Repeat every record below exactly as written.

**DATA SUPPLIED:**
+ + +

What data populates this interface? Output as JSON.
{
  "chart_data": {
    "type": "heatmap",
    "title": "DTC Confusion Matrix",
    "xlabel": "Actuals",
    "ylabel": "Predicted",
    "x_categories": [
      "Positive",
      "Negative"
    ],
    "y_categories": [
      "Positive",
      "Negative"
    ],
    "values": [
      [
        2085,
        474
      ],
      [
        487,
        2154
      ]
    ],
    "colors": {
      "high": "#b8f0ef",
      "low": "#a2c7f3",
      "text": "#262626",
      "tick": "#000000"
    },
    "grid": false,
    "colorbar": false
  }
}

+ + +

**RESULT FOR THIS EXERCISE:**
What data populates this interface? Output as JSON.
{
  "chart_data": {
    "type": "heatmap",
    "title": "DTC Confusion Matrix",
    "xlabel": "Actuals",
    "ylabel": "Predicted",
    "x_categories": [
      "Positive",
      "Negative"
    ],
    "y_categories": [
      "Positive",
      "Negative"
    ],
    "values": [
      [
        2085,
        474
      ],
      [
        487,
        2154
      ]
    ],
    "colors": {
      "high": "#b8f0ef",
      "low": "#a2c7f3",
      "text": "#262626",
      "tick": "#000000"
    },
    "grid": false,
    "colorbar": false
  }
}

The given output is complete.